(Saved entries)
## start
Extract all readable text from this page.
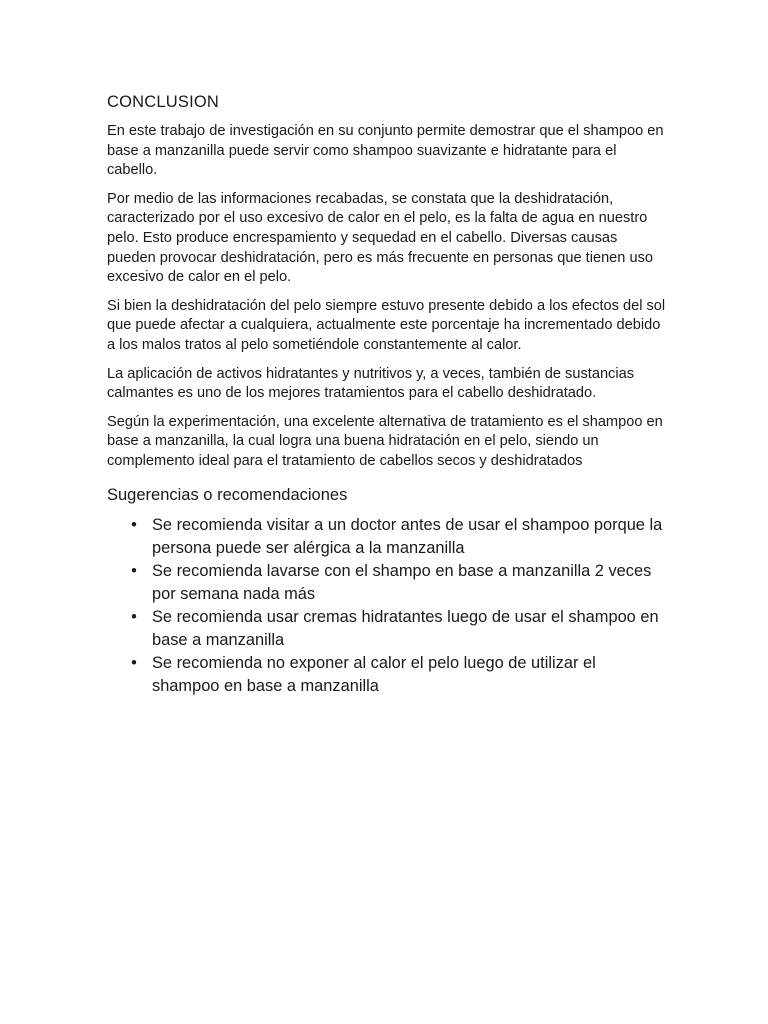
CONCLUSION

En este trabajo de investigación en su conjunto permite demostrar que el shampoo en base a manzanilla puede servir como shampoo suavizante e hidratante para el cabello.

Por medio de las informaciones recabadas, se constata que la deshidratación, caracterizado por el uso excesivo de calor en el pelo, es la falta de agua en nuestro pelo. Esto produce encrespamiento y sequedad en el cabello. Diversas causas pueden provocar deshidratación, pero es más frecuente en personas que tienen uso excesivo de calor en el pelo.

Si bien la deshidratación del pelo siempre estuvo presente debido a los efectos del sol que puede afectar a cualquiera, actualmente este porcentaje ha incrementado debido a los malos tratos al pelo sometiéndole constantemente al calor.

La aplicación de activos hidratantes y nutritivos y, a veces, también de sustancias calmantes es uno de los mejores tratamientos para el cabello deshidratado.

Según la experimentación, una excelente alternativa de tratamiento es el shampoo en base a manzanilla, la cual logra una buena hidratación en el pelo, siendo un complemento ideal para el tratamiento de cabellos secos y deshidratados

Sugerencias o recomendaciones
• Se recomienda visitar a un doctor antes de usar el shampoo porque la persona puede ser alérgica a la manzanilla
• Se recomienda lavarse con el shampo en base a manzanilla 2 veces por semana nada más
• Se recomienda usar cremas hidratantes luego de usar el shampoo en base a manzanilla
• Se recomienda no exponer al calor el pelo luego de utilizar el shampoo en base a manzanilla
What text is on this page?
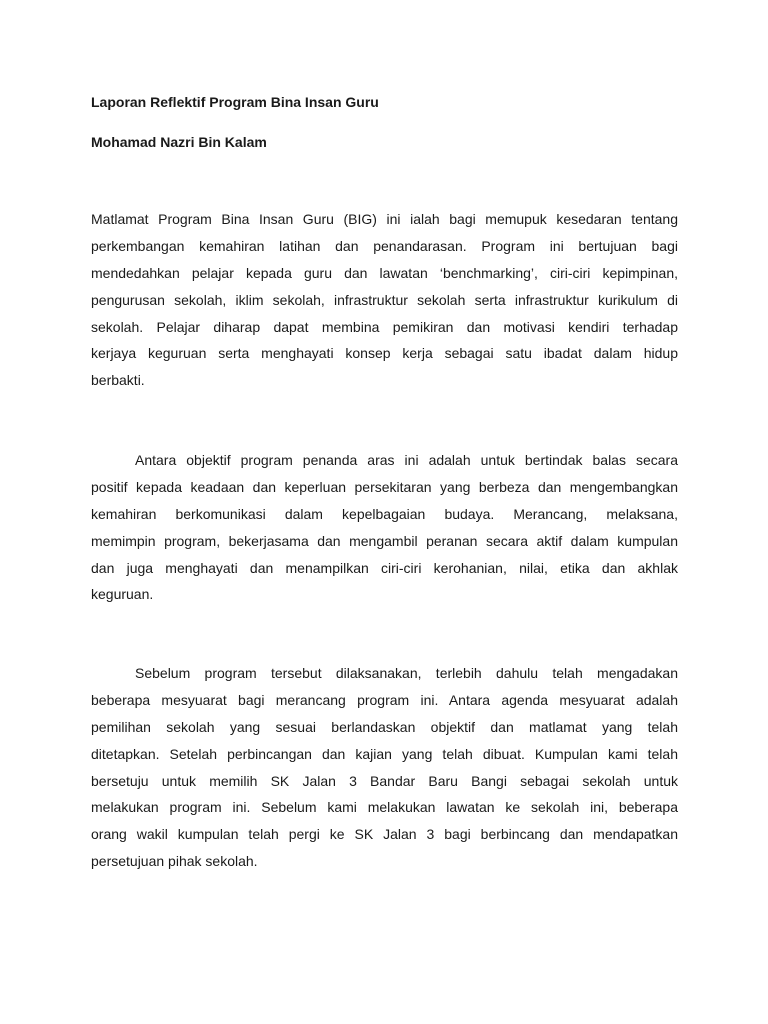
Laporan Reflektif Program Bina Insan Guru
Mohamad Nazri Bin Kalam
Matlamat Program Bina Insan Guru (BIG) ini ialah bagi memupuk kesedaran tentang
perkembangan kemahiran latihan dan penandarasan. Program ini bertujuan bagi
mendedahkan pelajar kepada guru dan lawatan ‘benchmarking’, ciri-ciri kepimpinan,
pengurusan sekolah, iklim sekolah, infrastruktur sekolah serta infrastruktur kurikulum di
sekolah. Pelajar diharap dapat membina pemikiran dan motivasi kendiri terhadap
kerjaya keguruan serta menghayati konsep kerja sebagai satu ibadat dalam hidup
berbakti.
Antara objektif program penanda aras ini adalah untuk bertindak balas secara
positif kepada keadaan dan keperluan persekitaran yang berbeza dan mengembangkan
kemahiran berkomunikasi dalam kepelbagaian budaya. Merancang, melaksana,
memimpin program, bekerjasama dan mengambil peranan secara aktif dalam kumpulan
dan juga menghayati dan menampilkan ciri-ciri kerohanian, nilai, etika dan akhlak
keguruan.
Sebelum program tersebut dilaksanakan, terlebih dahulu telah mengadakan
beberapa mesyuarat bagi merancang program ini. Antara agenda mesyuarat adalah
pemilihan sekolah yang sesuai berlandaskan objektif dan matlamat yang telah
ditetapkan. Setelah perbincangan dan kajian yang telah dibuat. Kumpulan kami telah
bersetuju untuk memilih SK Jalan 3 Bandar Baru Bangi sebagai sekolah untuk
melakukan program ini. Sebelum kami melakukan lawatan ke sekolah ini, beberapa
orang wakil kumpulan telah pergi ke SK Jalan 3 bagi berbincang dan mendapatkan
persetujuan pihak sekolah.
## end
__Problem to solve__
Gather each line from the listing above that holds "beberapa".

__Full answer__
beberapa mesyuarat bagi merancang program ini. Antara agenda mesyuarat adalah
melakukan program ini. Sebelum kami melakukan lawatan ke sekolah ini, beberapa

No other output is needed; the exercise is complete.